● Requirements
Isolate every line in the records below with "title" in it.

======

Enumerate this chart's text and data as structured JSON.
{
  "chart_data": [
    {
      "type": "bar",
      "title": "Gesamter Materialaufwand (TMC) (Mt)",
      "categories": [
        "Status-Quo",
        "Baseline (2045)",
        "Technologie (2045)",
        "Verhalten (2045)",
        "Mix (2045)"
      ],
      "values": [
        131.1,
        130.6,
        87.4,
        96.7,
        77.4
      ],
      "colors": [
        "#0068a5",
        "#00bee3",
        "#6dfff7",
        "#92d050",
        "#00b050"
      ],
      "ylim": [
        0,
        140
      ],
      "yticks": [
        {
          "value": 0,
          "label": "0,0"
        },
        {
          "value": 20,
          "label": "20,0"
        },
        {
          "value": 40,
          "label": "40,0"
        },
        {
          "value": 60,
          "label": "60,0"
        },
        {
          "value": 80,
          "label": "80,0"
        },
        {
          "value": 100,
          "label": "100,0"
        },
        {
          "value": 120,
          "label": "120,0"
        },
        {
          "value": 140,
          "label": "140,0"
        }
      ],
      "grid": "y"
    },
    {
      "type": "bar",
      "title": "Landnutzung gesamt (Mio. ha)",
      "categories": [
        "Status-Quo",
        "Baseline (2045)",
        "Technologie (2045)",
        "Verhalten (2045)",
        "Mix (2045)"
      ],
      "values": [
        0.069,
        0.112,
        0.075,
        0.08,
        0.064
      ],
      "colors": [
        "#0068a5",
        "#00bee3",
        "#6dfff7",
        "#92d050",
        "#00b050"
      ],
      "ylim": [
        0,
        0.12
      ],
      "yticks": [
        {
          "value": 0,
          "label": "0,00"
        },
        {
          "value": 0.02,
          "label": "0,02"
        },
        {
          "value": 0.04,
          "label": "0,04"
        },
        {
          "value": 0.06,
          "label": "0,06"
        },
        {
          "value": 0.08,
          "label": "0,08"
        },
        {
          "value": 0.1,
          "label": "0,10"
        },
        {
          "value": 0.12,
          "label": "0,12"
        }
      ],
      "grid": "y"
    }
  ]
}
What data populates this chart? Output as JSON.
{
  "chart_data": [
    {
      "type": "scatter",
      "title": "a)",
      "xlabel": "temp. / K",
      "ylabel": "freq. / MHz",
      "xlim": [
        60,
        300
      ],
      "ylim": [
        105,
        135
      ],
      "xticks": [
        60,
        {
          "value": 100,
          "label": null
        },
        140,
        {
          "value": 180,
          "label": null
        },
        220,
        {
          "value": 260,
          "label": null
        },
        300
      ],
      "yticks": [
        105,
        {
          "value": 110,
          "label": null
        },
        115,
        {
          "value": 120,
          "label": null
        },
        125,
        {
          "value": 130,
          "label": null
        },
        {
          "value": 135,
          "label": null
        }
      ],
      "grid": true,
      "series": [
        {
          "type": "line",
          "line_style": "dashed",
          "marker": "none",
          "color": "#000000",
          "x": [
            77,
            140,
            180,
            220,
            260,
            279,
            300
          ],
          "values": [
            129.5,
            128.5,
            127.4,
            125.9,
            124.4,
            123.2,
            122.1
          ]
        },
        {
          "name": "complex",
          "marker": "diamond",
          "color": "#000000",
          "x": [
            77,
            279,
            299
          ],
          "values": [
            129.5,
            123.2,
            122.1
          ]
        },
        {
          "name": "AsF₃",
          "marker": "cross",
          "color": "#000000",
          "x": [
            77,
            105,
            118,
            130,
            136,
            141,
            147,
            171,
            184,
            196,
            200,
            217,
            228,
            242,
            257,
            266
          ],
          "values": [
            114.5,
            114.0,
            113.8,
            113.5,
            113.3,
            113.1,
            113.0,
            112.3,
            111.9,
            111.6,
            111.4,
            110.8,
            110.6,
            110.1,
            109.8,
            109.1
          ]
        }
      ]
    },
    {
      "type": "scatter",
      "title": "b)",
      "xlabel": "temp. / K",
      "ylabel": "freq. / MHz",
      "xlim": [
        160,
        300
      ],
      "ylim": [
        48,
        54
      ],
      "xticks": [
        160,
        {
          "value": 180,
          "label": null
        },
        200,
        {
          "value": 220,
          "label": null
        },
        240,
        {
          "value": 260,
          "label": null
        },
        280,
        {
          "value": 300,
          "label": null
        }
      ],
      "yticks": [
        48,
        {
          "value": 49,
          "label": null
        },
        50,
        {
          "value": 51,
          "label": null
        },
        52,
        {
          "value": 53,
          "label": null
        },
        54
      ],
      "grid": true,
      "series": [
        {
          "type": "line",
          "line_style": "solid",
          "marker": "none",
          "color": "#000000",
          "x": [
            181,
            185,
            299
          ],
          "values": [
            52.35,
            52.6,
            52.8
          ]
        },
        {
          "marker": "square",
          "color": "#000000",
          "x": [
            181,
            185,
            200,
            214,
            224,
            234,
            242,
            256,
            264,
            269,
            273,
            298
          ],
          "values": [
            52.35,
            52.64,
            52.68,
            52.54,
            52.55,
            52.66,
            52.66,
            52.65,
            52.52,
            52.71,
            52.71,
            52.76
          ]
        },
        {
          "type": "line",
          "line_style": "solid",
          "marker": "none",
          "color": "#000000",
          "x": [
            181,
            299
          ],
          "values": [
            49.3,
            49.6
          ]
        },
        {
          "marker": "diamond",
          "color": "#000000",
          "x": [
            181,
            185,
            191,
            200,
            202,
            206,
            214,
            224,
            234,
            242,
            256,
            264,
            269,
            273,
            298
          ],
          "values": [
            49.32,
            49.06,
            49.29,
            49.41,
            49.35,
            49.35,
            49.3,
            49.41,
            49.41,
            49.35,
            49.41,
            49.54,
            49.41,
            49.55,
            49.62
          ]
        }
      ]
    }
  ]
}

======

● Solution to this problem
      "title": "Gesamter Materialaufwand (TMC) (Mt)",
      "title": "Landnutzung gesamt (Mio. ha)",
      "title": "a)",
      "title": "b)",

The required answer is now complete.